Pick out all lines of the entries that include the word "выбрать" and copy them.

--- START ROWS ---

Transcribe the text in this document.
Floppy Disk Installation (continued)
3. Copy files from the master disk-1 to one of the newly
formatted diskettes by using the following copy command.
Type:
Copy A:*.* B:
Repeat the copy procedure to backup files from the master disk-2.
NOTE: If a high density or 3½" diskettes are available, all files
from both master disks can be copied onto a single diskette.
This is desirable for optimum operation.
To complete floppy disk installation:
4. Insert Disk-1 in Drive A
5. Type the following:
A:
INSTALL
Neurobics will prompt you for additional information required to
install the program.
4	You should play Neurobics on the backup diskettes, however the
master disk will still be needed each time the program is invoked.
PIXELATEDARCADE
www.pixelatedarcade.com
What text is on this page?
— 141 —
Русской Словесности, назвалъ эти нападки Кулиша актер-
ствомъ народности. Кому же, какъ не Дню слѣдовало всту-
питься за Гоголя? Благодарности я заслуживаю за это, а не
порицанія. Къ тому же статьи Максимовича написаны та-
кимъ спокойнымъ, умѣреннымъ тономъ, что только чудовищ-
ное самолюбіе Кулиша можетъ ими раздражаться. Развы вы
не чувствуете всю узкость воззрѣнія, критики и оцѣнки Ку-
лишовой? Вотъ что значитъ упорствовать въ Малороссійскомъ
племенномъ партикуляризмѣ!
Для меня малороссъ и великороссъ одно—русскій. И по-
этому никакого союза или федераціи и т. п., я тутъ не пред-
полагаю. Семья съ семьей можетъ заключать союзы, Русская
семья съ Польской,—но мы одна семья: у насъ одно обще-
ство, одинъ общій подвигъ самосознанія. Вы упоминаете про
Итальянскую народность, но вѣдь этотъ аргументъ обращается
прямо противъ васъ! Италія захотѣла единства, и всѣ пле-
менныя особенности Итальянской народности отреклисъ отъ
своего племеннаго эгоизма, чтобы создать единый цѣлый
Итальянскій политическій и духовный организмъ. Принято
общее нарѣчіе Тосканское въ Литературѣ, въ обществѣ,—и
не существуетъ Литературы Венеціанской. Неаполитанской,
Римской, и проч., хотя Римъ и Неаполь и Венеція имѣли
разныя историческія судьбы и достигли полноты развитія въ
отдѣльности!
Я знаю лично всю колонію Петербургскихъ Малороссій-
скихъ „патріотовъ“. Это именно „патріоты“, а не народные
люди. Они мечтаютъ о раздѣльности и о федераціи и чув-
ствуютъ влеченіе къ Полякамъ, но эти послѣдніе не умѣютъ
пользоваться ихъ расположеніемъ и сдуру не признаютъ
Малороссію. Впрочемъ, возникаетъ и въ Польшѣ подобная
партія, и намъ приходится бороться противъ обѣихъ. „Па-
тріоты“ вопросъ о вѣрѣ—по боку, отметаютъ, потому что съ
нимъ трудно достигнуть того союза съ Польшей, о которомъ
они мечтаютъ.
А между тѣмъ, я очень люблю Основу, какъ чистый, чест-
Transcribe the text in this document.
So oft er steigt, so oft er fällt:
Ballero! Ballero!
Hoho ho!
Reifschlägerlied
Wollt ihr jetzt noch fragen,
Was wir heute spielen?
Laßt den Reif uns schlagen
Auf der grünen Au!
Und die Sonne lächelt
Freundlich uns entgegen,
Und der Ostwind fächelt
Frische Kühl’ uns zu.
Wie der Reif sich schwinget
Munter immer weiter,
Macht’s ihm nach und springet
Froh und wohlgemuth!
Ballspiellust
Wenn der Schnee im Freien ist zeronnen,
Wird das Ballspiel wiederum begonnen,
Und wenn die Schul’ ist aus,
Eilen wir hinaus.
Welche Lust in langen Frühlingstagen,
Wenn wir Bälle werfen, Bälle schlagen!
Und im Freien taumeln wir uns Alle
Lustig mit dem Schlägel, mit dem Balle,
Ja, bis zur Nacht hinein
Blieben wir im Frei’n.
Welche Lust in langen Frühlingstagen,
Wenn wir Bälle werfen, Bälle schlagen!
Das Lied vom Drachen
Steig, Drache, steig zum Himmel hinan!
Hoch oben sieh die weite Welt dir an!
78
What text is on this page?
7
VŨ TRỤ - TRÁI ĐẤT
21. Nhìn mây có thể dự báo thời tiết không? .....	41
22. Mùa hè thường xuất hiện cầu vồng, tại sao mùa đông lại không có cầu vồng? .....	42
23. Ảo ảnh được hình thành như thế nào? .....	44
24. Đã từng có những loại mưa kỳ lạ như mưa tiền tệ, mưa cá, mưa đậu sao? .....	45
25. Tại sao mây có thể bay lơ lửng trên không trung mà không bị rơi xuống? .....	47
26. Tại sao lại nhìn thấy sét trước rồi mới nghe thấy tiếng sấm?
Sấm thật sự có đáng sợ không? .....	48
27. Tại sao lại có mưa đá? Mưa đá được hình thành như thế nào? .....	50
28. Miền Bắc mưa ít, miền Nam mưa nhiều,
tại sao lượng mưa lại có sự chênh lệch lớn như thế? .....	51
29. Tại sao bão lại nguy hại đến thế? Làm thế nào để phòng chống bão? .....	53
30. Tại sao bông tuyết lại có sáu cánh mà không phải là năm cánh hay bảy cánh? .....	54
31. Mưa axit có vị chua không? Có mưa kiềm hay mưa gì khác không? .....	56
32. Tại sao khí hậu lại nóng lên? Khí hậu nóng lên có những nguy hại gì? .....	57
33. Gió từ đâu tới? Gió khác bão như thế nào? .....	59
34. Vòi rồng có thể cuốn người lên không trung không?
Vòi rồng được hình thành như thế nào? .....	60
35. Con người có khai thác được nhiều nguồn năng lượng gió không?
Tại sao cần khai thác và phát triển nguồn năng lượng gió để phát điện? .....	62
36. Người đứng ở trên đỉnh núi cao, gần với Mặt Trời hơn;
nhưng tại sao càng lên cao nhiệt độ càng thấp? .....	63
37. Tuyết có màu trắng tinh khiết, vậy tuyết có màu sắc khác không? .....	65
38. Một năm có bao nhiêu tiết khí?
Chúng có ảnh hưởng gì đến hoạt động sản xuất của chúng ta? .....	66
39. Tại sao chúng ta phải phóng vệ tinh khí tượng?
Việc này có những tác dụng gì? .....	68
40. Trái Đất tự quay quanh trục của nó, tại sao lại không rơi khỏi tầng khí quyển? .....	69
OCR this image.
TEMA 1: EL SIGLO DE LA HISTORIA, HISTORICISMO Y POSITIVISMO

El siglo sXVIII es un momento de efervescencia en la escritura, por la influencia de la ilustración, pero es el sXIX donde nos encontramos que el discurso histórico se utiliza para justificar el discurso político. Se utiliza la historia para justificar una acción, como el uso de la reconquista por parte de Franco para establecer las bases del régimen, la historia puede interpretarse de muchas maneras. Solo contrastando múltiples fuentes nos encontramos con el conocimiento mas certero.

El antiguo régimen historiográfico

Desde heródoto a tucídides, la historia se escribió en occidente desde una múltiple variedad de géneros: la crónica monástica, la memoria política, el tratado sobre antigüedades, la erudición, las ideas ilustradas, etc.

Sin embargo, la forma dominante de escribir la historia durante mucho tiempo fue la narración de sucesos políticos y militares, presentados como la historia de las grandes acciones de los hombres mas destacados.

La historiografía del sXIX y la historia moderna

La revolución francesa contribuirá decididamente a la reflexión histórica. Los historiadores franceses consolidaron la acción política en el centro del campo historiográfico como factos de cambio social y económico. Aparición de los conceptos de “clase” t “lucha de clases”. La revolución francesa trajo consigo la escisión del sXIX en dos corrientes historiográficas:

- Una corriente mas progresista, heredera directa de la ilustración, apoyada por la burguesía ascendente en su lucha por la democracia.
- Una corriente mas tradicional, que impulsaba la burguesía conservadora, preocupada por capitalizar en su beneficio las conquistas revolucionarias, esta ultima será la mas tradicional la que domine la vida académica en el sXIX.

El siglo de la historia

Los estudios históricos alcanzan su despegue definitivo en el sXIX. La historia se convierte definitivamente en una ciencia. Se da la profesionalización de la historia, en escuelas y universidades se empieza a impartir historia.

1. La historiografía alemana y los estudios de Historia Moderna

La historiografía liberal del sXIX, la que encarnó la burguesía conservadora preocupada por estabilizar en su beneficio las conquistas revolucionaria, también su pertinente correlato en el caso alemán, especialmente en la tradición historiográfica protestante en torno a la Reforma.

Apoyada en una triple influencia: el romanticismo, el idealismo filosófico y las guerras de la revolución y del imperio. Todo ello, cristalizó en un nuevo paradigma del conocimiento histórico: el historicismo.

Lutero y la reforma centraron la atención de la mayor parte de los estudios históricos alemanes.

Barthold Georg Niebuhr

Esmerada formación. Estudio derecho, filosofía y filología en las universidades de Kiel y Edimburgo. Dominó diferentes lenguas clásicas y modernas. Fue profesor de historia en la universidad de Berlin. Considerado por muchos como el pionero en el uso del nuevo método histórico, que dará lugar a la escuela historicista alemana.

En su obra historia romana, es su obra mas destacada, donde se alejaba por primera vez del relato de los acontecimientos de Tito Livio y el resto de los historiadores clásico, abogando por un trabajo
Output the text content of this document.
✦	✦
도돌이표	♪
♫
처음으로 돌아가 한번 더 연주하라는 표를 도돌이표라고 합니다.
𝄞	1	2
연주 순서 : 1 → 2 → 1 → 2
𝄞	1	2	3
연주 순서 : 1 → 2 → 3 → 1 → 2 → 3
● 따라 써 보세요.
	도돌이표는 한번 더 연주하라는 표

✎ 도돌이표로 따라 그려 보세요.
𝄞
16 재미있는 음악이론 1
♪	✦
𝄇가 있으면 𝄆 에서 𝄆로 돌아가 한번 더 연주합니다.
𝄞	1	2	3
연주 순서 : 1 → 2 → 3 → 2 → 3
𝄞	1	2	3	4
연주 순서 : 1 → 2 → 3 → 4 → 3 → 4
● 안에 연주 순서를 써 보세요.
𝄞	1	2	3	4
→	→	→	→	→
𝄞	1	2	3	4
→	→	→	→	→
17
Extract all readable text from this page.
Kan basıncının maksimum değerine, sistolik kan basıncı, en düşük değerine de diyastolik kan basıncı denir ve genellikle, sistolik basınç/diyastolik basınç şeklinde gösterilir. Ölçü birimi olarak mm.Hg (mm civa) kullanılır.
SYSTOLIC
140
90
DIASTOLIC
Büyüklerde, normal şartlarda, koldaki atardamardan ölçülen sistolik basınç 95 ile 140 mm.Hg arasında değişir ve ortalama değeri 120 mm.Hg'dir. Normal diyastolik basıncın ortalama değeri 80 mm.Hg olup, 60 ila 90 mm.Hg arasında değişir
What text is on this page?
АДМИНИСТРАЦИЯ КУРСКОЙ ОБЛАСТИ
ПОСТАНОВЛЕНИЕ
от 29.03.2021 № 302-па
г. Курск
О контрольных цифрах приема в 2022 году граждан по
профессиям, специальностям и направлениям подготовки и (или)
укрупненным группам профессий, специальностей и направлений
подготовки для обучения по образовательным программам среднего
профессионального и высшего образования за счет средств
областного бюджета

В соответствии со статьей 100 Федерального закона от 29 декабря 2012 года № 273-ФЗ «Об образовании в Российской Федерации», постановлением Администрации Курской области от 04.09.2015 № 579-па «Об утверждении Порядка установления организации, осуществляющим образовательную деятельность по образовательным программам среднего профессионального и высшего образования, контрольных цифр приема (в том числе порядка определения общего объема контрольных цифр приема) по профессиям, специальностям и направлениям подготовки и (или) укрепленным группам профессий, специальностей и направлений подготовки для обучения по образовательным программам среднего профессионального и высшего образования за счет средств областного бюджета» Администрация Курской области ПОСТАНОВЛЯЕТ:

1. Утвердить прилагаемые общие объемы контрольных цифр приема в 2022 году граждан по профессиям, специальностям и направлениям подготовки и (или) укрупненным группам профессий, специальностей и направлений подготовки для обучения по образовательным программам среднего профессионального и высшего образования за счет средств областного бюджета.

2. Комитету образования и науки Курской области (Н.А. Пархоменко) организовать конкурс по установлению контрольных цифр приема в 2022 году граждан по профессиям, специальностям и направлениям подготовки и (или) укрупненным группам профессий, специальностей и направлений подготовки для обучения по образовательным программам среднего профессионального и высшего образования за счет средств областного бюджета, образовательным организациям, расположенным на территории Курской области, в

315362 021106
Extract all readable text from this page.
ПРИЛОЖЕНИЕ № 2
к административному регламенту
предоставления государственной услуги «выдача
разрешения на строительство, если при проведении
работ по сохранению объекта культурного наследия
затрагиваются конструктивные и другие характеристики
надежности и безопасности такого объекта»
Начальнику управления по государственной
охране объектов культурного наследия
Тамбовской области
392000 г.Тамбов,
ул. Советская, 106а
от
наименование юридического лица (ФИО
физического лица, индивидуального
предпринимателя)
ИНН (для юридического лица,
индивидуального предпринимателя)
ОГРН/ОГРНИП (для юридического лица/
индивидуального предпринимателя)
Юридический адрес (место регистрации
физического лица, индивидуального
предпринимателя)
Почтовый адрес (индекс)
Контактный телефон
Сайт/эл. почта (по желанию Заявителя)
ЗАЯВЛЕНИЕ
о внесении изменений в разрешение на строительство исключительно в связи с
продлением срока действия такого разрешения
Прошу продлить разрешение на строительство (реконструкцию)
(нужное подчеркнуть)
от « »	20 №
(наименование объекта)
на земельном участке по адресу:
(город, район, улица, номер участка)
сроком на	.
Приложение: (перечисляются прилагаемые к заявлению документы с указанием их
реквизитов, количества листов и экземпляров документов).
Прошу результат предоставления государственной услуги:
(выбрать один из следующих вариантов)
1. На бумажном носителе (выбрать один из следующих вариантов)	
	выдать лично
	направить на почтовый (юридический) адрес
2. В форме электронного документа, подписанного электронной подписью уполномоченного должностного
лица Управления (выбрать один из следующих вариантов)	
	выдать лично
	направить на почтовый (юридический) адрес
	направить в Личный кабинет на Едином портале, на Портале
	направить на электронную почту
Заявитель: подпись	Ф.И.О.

--- END ROWS ---

FINISHED ANSWER:
(выбрать один из следующих вариантов)
1. На бумажном носителе (выбрать один из следующих вариантов)	
лица Управления (выбрать один из следующих вариантов)	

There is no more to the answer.